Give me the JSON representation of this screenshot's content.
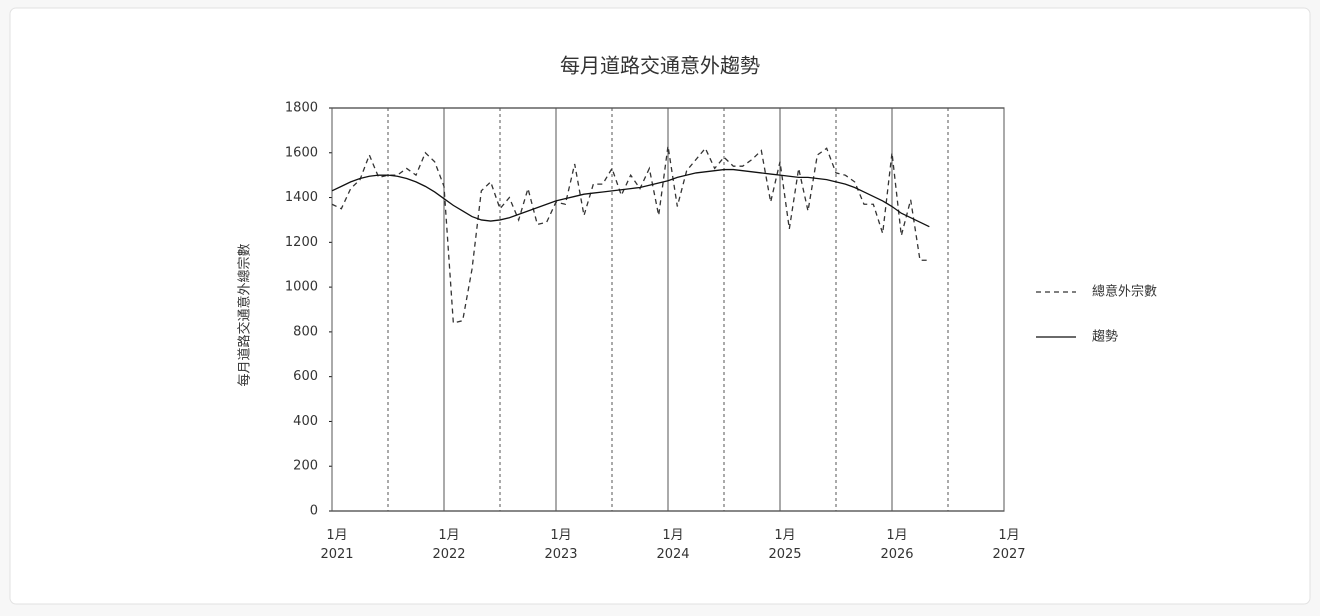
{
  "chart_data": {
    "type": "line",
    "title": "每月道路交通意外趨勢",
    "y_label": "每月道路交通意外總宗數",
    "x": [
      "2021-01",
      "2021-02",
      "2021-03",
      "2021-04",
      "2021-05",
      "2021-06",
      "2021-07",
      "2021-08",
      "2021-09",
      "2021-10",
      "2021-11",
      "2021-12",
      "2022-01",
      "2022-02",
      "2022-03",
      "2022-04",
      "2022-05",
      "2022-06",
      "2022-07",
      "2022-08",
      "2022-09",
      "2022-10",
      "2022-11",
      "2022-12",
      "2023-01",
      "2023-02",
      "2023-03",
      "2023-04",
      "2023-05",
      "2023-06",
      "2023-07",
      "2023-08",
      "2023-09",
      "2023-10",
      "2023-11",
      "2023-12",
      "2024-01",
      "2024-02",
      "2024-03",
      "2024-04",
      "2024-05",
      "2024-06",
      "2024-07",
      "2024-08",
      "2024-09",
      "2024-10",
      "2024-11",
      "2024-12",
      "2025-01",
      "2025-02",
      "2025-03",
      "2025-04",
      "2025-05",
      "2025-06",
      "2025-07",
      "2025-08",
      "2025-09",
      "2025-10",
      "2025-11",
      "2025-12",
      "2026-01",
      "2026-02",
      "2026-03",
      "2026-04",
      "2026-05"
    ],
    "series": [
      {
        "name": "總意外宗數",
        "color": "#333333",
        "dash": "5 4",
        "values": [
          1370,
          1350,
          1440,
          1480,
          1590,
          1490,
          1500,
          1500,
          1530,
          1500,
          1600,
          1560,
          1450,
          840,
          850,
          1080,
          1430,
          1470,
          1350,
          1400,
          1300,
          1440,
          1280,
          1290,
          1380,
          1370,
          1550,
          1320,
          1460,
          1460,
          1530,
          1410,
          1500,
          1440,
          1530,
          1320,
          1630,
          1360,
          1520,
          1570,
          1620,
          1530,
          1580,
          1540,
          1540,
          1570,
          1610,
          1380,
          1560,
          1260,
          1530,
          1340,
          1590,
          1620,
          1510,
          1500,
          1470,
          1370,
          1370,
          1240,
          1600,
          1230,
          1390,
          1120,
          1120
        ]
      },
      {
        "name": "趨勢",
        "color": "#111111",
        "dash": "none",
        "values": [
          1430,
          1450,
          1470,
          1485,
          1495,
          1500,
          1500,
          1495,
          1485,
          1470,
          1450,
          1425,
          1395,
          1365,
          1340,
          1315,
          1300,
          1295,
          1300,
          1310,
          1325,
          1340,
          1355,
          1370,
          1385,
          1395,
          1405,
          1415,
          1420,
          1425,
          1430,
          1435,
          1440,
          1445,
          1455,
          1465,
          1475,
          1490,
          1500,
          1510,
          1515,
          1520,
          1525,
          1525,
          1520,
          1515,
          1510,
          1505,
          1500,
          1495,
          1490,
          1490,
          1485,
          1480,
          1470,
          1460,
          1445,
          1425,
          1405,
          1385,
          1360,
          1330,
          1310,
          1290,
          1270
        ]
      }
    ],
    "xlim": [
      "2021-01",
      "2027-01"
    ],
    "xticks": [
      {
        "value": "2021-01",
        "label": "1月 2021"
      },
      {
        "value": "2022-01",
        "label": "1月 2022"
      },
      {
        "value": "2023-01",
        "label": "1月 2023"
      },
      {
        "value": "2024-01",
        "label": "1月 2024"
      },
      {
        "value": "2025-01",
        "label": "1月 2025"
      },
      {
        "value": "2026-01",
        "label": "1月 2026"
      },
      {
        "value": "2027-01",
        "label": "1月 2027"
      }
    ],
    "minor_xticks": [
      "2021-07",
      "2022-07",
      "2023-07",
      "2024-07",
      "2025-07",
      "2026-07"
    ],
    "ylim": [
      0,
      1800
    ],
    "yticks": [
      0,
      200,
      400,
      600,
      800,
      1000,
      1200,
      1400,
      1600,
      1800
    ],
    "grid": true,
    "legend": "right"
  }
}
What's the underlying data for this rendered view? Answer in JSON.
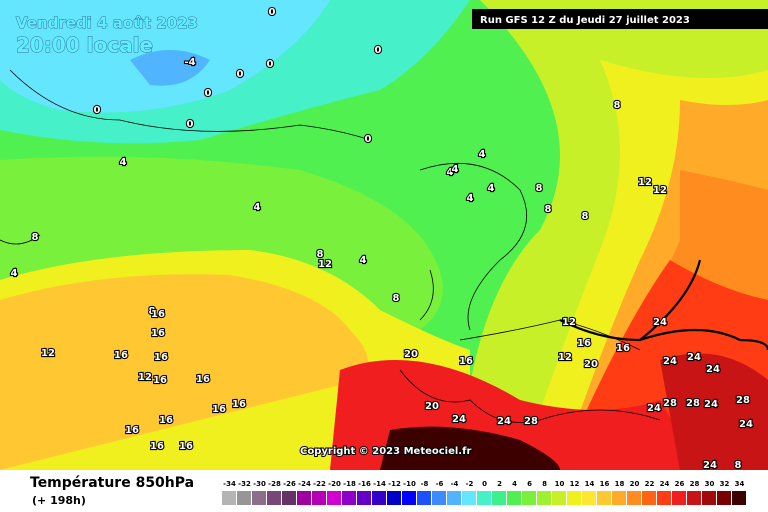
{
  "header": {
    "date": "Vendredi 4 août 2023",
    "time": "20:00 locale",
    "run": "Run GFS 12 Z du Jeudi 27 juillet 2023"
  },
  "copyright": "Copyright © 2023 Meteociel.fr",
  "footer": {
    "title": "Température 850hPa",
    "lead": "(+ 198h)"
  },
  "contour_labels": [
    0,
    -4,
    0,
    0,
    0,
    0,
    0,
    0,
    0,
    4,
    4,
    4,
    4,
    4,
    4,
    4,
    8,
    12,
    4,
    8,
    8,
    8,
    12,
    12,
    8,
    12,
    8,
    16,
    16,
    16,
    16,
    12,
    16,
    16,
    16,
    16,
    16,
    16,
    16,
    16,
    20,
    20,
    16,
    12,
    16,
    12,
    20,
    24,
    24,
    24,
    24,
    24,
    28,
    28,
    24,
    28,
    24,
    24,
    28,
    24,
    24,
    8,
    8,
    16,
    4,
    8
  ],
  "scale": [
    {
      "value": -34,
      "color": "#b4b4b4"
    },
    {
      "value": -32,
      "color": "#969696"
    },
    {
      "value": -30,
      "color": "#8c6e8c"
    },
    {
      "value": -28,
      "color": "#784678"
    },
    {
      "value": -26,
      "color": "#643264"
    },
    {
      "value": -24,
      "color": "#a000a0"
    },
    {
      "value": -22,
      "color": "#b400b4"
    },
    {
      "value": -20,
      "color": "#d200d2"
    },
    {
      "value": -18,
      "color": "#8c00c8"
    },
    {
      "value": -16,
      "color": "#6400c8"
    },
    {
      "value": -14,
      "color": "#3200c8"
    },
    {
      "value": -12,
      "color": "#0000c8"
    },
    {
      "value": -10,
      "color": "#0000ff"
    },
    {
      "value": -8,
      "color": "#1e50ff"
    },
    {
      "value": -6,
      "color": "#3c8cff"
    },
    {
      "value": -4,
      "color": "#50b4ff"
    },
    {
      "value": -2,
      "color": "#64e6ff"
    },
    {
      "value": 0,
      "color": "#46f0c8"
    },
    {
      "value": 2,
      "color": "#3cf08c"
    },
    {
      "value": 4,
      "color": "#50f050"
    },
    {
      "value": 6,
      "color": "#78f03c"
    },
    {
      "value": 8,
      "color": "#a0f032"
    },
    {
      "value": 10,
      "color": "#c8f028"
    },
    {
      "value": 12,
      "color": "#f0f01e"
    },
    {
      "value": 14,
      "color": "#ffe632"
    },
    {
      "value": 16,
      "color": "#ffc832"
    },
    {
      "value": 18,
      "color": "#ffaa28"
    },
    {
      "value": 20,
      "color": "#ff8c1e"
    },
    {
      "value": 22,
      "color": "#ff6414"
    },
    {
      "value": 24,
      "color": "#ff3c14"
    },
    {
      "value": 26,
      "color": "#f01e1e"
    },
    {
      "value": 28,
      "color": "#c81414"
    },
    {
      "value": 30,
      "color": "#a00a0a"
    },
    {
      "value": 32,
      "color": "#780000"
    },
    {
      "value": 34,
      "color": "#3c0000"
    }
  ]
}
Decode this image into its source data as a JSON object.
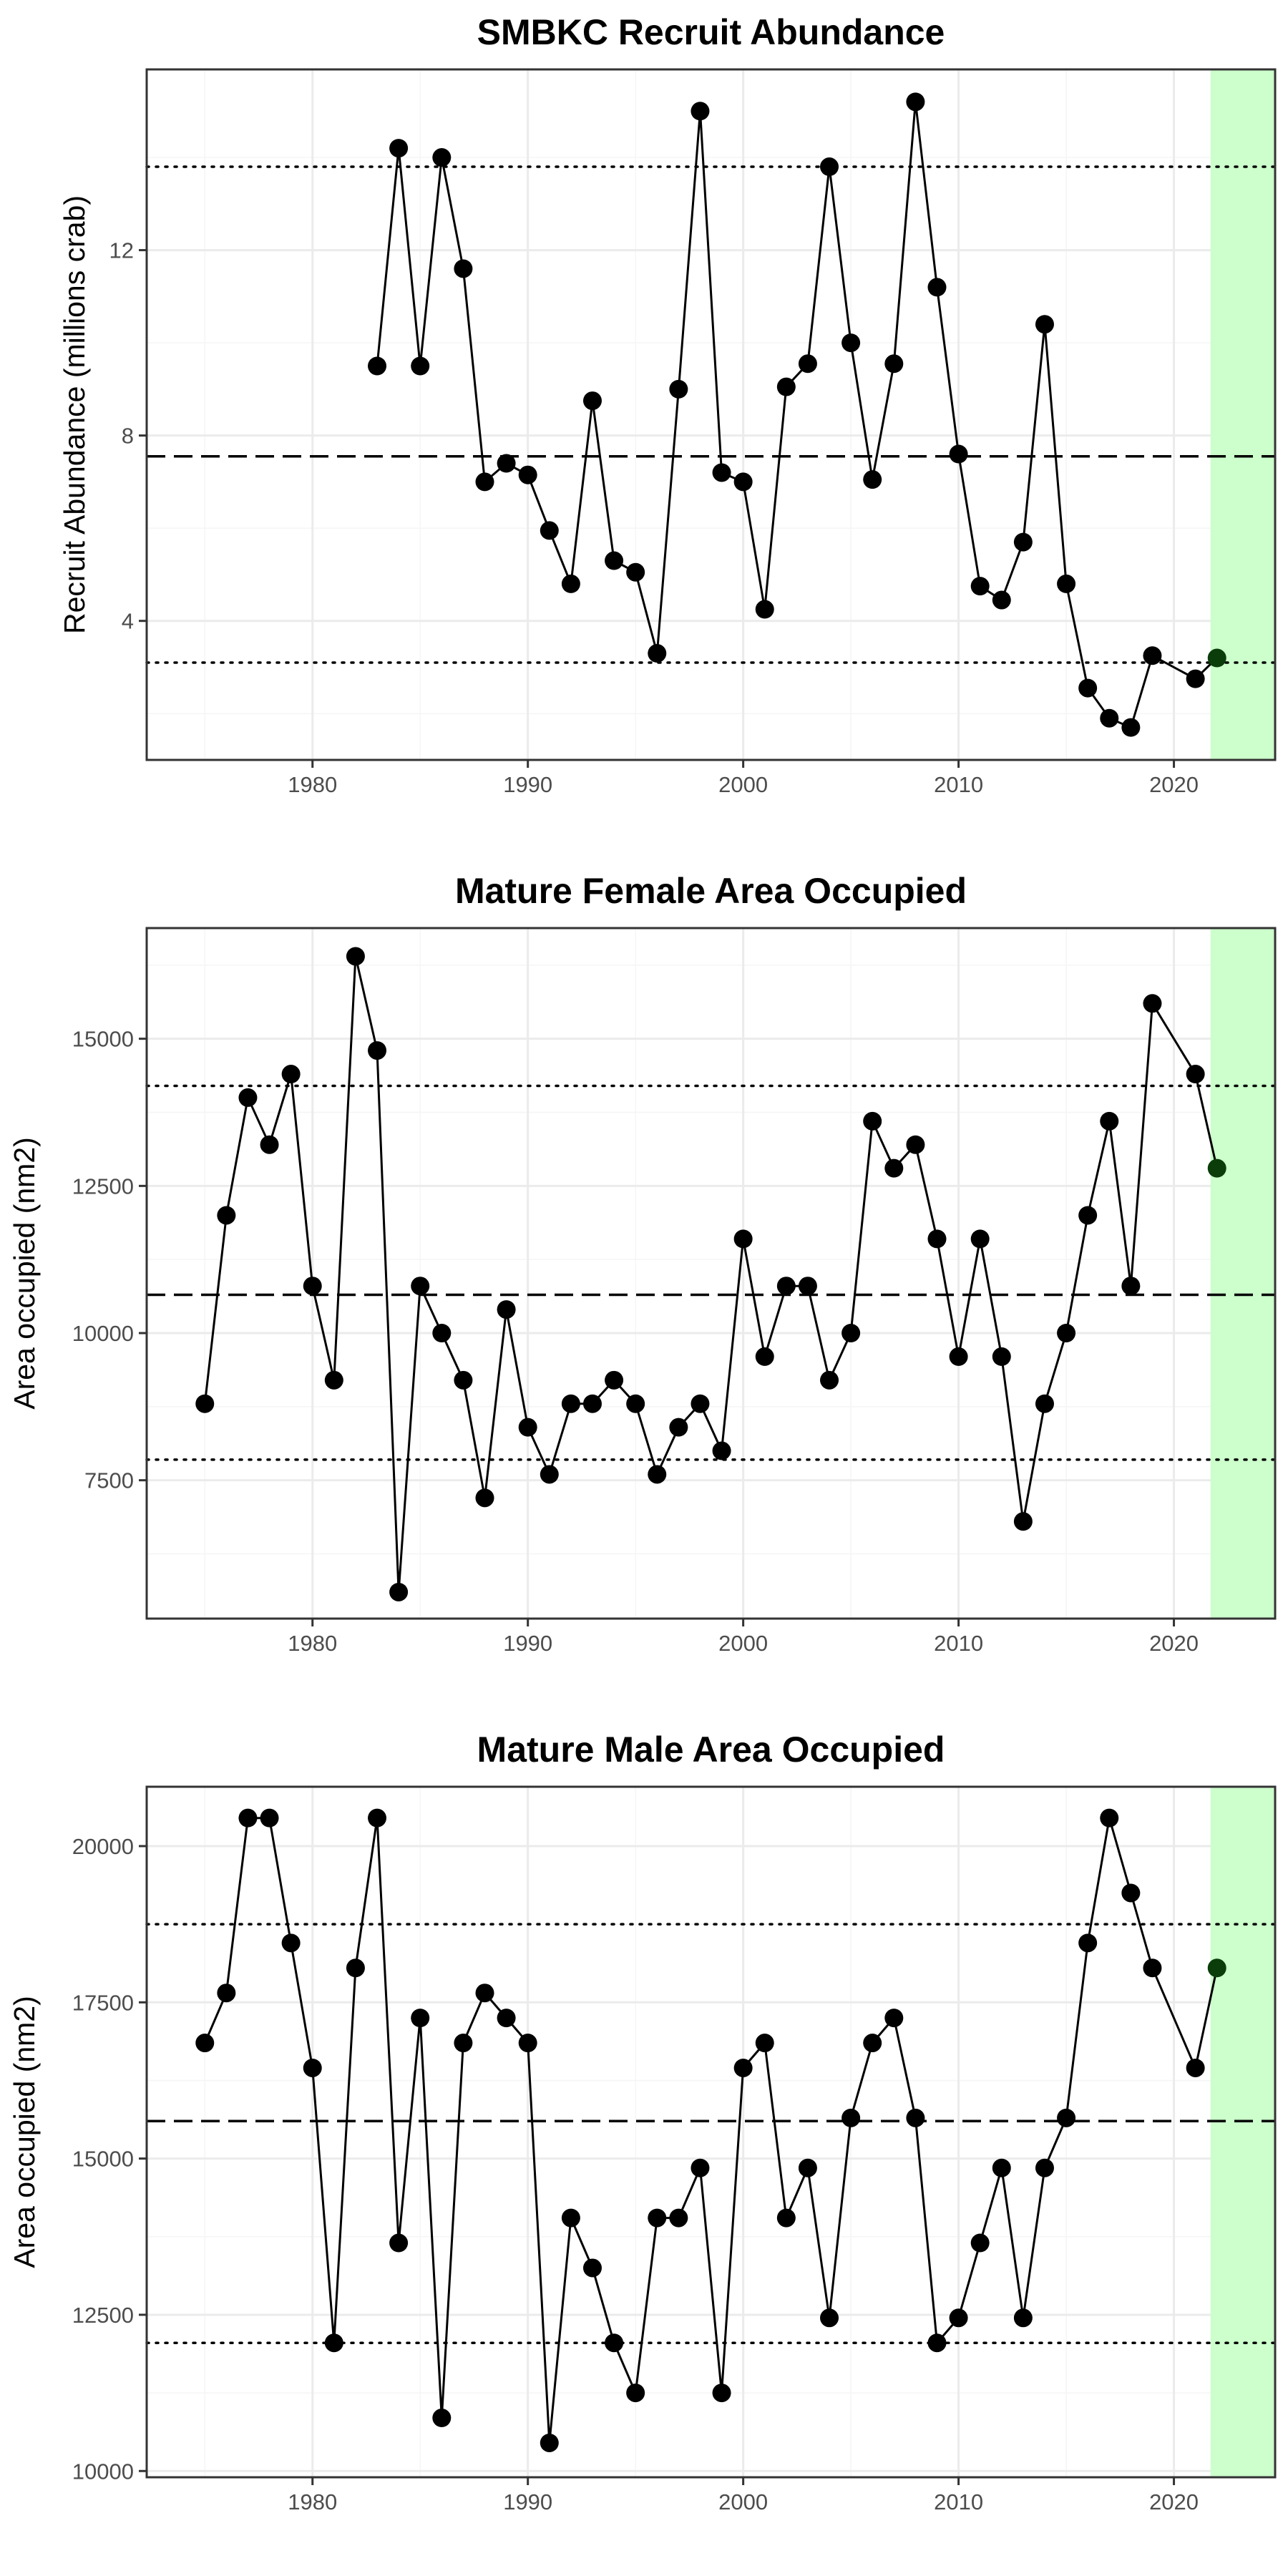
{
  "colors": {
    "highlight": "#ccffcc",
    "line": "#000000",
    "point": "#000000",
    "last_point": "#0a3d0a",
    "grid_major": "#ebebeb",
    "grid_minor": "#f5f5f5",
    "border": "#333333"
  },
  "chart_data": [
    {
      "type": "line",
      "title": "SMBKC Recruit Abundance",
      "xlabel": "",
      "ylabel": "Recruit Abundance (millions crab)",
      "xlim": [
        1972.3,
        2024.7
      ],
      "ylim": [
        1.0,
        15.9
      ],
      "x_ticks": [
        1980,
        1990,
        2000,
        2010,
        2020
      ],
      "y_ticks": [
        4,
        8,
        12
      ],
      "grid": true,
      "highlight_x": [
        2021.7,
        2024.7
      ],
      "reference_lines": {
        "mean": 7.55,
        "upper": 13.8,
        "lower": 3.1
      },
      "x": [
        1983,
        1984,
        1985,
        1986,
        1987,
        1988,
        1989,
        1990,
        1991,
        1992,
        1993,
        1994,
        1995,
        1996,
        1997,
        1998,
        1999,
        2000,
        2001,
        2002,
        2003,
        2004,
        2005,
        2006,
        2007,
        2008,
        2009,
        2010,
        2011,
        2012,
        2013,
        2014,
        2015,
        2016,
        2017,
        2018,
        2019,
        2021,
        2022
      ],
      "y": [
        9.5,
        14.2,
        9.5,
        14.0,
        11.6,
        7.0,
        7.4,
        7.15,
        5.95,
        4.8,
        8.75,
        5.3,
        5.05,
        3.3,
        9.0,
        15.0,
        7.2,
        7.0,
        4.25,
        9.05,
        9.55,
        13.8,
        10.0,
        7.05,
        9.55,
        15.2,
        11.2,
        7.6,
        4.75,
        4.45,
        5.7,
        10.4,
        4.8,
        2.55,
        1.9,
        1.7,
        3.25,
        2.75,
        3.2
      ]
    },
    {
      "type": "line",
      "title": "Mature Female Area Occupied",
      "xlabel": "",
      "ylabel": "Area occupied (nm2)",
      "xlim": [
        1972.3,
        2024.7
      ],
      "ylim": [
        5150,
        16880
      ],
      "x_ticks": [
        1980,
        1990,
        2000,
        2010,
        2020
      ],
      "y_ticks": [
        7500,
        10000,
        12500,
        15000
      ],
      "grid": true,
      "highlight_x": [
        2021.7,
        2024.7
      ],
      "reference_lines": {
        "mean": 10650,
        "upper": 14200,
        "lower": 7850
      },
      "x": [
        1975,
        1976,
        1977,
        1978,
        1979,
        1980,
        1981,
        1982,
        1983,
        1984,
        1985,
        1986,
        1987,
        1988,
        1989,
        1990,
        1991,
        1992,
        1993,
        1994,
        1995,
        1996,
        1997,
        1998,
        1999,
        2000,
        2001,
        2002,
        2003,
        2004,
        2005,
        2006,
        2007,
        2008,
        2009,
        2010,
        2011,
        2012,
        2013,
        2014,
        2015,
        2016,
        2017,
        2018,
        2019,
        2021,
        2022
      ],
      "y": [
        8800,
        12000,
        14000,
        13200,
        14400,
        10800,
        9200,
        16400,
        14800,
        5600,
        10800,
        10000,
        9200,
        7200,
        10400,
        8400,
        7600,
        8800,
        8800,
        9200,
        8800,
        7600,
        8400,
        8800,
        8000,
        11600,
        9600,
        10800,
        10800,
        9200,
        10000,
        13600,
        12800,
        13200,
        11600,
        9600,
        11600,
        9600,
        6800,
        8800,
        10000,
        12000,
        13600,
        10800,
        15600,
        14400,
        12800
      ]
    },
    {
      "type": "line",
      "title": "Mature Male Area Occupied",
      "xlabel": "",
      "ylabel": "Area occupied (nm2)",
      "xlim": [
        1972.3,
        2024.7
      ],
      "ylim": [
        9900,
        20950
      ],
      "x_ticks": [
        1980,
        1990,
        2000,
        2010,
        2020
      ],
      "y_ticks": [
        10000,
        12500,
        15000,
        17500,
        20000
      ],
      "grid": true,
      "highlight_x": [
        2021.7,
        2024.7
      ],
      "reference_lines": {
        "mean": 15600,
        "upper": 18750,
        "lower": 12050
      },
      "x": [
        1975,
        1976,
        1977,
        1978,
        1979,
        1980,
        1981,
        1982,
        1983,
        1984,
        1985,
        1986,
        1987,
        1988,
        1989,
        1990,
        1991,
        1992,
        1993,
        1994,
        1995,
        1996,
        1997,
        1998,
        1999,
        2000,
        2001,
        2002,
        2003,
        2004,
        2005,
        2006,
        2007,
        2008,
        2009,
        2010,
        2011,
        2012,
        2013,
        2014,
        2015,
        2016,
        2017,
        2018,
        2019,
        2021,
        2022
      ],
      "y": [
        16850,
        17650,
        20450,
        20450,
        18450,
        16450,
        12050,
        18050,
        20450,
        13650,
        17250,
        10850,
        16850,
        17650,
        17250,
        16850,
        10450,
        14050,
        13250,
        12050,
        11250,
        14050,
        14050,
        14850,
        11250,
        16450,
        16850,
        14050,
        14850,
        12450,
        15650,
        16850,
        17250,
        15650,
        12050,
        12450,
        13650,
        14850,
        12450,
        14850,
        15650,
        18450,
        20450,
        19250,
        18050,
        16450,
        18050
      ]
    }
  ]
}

==========

Copy each line above that contains the word "Area".

**Written solution:**
      "title": "Mature Female Area Occupied",
      "ylabel": "Area occupied (nm2)",
      "title": "Mature Male Area Occupied",
      "ylabel": "Area occupied (nm2)",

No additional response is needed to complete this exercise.